- **Exercise materials**
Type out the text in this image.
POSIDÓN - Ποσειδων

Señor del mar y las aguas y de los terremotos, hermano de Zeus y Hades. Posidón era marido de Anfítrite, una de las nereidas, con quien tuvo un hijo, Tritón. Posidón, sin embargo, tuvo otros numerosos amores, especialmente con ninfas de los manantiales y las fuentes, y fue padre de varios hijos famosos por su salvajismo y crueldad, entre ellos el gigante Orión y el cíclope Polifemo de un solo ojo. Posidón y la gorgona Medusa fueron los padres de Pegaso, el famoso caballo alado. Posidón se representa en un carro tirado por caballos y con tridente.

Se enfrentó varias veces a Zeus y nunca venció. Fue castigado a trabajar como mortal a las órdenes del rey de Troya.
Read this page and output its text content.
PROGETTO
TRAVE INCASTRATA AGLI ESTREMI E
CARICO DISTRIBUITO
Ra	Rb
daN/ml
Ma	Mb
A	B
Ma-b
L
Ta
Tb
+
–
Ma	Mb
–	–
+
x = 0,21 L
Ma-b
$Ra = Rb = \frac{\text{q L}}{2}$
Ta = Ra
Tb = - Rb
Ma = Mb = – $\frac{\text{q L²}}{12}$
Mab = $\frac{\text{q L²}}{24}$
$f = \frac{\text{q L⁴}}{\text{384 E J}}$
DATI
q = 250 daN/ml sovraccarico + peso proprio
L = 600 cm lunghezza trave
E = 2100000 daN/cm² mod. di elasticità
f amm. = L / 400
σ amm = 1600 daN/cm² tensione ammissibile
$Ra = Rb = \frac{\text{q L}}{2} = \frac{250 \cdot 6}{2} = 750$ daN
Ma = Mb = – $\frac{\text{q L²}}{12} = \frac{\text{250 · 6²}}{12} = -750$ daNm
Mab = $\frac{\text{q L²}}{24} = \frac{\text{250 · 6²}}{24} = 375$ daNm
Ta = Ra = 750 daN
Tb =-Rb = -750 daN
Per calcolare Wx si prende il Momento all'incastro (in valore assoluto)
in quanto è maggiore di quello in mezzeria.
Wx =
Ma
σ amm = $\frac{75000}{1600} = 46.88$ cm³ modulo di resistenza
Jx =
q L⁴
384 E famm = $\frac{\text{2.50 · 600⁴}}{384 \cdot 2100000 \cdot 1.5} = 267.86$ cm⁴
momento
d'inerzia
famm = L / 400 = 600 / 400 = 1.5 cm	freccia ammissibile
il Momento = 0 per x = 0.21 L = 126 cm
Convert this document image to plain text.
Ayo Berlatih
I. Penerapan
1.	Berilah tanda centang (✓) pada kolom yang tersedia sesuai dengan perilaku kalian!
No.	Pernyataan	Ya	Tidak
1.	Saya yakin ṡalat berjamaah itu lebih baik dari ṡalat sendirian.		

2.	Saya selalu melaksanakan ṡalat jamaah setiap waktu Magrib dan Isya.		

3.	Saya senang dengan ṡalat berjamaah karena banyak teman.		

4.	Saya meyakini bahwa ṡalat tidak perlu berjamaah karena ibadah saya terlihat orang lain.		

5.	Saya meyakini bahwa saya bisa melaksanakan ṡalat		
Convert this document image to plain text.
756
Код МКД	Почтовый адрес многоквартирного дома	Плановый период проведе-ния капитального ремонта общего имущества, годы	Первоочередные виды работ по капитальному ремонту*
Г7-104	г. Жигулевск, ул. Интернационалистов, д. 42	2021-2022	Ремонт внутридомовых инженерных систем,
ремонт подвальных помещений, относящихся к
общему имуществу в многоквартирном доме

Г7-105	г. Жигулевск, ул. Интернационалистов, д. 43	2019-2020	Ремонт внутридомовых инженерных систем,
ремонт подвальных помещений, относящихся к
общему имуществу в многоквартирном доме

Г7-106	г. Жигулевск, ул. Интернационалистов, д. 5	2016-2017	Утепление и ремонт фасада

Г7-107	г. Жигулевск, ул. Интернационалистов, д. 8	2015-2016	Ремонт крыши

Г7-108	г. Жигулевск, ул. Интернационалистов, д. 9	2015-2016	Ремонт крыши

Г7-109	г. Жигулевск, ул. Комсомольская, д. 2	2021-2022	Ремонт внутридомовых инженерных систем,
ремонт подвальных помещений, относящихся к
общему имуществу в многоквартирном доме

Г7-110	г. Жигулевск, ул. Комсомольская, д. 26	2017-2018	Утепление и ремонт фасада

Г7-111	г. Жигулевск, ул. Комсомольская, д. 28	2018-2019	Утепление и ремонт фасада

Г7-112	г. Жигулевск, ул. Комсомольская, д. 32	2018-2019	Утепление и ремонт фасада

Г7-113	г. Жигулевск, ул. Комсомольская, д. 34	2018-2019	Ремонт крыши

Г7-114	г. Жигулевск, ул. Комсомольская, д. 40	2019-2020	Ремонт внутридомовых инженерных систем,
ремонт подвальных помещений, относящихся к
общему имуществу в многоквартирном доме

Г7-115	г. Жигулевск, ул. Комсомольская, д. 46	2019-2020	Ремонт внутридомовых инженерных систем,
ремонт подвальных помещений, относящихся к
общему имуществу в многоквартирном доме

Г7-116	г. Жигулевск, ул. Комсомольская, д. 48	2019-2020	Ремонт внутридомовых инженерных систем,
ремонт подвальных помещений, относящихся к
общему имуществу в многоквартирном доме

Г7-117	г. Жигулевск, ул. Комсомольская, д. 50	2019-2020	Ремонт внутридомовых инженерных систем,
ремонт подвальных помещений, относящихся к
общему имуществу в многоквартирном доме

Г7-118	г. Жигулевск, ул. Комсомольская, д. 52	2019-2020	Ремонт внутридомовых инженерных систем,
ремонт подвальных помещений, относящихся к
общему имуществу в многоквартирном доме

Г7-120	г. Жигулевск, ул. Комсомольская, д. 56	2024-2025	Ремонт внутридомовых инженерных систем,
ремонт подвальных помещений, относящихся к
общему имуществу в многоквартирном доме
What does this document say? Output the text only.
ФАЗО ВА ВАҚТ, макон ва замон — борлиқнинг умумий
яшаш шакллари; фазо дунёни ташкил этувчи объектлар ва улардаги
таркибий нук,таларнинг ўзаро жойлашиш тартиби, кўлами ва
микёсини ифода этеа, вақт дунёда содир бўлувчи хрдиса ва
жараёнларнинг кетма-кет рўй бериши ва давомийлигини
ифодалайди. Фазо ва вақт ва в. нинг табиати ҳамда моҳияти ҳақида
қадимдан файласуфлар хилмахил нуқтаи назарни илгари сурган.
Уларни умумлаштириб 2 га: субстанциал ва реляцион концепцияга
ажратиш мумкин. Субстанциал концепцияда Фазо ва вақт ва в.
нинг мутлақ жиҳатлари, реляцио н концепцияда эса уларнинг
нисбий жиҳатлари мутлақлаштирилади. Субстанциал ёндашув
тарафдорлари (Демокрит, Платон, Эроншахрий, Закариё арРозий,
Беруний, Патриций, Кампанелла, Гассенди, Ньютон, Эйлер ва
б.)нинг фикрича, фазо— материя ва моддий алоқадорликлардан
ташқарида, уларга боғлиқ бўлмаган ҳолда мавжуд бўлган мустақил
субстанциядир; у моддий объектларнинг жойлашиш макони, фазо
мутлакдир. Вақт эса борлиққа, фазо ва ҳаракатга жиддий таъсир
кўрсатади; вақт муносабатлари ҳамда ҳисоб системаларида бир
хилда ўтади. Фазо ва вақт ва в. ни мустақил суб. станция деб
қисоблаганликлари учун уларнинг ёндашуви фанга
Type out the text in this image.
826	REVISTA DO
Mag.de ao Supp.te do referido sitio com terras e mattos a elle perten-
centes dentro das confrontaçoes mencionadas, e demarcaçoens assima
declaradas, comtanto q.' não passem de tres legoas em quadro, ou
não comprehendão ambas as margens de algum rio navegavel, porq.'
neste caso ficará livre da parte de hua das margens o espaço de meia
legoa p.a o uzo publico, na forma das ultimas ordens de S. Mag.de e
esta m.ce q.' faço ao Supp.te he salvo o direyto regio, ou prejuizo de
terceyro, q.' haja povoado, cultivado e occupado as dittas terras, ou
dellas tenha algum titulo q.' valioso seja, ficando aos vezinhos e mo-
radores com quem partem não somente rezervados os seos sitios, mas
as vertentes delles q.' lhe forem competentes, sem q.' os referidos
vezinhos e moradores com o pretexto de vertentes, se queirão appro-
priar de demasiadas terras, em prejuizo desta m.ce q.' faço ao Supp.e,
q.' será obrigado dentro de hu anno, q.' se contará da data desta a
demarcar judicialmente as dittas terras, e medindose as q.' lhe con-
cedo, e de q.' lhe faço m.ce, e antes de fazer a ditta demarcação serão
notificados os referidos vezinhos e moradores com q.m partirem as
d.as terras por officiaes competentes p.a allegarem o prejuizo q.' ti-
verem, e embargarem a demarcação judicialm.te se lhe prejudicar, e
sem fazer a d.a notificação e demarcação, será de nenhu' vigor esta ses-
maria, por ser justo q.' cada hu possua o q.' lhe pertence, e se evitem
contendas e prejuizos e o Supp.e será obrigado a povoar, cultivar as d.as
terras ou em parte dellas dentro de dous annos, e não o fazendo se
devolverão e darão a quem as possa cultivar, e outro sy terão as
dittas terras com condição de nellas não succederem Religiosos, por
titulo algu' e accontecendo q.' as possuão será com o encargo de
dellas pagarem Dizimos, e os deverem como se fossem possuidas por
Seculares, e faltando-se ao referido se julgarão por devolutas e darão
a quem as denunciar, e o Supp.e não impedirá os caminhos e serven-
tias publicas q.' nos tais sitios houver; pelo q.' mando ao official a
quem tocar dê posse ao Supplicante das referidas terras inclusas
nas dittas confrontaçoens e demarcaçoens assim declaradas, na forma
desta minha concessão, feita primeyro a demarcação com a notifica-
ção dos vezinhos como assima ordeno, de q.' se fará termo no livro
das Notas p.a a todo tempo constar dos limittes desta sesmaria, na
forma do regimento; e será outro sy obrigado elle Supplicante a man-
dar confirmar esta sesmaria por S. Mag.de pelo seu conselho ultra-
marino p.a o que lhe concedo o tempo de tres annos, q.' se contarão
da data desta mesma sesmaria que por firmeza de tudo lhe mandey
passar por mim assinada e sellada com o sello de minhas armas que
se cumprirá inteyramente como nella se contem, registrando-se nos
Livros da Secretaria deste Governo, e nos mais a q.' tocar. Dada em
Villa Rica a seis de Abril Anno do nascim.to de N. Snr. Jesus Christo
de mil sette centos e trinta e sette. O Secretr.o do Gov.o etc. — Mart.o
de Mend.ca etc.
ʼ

- **Objective**
From the listing above, copy out each line where the word "data" appears.

- **Exercise solution**
q.' será obrigado dentro de hu anno, q.' se contará da data desta a
da data desta mesma sesmaria que por firmeza de tudo lhe mandey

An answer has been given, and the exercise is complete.